• [Task statement]: Single out the lines that include the word "change". Copy them.

• [Source data]:

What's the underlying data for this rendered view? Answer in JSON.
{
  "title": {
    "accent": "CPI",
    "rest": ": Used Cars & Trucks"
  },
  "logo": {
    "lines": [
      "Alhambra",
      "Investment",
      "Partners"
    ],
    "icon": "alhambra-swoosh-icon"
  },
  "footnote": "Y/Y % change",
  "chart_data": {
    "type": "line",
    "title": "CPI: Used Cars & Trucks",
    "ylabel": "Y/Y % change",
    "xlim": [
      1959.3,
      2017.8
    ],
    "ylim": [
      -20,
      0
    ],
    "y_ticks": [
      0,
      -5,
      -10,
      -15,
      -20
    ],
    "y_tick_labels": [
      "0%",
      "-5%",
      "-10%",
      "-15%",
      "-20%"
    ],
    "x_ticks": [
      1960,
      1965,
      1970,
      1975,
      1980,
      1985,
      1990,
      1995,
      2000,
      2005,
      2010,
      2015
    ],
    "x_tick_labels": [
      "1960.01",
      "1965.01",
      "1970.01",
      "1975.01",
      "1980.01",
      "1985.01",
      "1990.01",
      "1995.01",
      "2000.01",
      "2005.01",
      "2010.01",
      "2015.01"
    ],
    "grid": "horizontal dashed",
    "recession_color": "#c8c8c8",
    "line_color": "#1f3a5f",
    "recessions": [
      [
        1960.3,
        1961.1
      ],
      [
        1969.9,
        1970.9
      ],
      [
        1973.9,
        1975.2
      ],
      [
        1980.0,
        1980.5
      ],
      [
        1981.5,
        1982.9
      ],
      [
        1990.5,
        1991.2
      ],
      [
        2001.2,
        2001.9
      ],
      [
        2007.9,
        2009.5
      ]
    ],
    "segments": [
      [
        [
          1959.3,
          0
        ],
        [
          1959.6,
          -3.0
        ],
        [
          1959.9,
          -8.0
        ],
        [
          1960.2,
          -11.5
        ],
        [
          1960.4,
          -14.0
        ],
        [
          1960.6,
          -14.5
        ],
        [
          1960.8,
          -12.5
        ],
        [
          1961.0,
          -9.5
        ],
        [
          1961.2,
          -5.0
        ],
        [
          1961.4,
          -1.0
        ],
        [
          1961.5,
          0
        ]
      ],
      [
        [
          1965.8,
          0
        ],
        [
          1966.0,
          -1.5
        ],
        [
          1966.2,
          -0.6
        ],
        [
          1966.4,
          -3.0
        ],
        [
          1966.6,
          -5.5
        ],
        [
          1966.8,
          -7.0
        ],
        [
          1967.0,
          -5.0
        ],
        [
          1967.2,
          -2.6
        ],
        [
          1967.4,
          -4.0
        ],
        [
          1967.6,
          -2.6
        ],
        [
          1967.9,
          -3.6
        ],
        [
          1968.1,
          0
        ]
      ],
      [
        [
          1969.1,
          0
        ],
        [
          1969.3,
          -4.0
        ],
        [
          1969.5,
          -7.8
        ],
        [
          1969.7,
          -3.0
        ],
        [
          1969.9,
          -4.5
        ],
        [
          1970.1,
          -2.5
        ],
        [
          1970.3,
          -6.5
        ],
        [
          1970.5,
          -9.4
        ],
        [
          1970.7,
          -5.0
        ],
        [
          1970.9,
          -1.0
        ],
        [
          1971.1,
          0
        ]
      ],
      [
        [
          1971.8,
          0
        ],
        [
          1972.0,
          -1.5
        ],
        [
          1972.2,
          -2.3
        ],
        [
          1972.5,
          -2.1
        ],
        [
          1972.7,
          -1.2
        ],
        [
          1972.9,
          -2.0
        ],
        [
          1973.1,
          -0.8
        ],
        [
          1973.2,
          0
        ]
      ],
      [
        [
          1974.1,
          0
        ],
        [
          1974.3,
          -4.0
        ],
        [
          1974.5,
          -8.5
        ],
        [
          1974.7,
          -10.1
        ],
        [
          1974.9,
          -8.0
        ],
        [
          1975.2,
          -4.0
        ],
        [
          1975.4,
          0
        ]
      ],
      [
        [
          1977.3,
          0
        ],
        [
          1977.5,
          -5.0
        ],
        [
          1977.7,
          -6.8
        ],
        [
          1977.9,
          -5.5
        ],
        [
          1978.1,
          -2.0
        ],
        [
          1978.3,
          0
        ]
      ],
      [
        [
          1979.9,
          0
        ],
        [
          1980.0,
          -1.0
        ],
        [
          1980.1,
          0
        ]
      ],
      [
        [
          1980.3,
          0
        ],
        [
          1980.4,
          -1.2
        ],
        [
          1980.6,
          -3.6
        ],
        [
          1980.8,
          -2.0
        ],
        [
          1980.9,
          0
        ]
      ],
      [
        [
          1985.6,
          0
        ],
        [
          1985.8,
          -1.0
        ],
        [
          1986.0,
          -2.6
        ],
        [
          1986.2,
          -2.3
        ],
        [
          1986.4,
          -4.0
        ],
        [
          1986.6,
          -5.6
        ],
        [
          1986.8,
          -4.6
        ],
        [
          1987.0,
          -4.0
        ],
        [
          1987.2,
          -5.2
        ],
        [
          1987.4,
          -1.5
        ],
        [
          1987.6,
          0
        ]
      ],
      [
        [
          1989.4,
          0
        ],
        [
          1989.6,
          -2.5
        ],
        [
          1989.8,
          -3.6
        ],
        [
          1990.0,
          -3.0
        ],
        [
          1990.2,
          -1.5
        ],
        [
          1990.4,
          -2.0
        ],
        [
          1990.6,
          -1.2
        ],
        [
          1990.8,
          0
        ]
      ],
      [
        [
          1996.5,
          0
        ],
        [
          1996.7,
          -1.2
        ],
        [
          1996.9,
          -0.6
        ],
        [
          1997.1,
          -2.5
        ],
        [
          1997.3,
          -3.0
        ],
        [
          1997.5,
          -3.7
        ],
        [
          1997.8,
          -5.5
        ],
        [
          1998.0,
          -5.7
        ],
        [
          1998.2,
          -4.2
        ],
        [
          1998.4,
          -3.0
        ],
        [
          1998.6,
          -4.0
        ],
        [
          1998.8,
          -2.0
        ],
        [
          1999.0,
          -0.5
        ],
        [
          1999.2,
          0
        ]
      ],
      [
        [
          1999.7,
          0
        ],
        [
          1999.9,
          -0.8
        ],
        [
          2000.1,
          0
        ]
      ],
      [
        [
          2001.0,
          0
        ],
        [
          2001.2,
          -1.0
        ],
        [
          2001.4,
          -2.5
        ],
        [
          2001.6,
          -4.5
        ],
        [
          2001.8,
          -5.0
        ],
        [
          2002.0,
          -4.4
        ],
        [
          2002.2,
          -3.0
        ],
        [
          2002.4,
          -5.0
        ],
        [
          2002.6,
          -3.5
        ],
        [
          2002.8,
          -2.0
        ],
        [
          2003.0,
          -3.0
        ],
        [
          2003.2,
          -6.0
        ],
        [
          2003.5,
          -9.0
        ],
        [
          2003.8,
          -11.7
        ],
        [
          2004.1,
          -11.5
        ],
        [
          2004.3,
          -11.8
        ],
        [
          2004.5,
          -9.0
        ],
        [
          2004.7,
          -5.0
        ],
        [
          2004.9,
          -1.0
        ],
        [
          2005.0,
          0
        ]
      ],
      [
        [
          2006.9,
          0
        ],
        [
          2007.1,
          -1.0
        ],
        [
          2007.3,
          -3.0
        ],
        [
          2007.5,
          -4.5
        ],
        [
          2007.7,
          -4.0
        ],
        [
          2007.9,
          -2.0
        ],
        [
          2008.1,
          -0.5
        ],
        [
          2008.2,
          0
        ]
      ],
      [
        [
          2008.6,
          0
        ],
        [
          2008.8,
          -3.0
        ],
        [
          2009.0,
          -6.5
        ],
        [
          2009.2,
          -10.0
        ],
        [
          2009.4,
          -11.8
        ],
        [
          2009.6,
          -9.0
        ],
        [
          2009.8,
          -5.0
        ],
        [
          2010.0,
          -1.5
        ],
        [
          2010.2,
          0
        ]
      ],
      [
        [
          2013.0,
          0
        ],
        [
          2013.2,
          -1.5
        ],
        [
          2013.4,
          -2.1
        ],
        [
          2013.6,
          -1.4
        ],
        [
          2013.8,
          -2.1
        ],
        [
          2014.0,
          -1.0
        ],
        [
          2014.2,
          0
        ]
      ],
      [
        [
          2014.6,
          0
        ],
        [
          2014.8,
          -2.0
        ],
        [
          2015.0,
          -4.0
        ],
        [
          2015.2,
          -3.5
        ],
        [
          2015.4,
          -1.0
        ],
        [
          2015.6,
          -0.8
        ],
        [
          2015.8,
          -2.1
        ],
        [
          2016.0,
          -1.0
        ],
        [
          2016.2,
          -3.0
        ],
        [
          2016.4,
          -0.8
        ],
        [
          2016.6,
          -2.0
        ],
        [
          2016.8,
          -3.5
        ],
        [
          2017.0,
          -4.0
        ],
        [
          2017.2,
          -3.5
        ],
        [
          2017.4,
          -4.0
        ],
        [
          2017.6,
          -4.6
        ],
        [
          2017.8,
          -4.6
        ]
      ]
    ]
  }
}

• [Response below]:
  "footnote": "Y/Y % change",
    "ylabel": "Y/Y % change",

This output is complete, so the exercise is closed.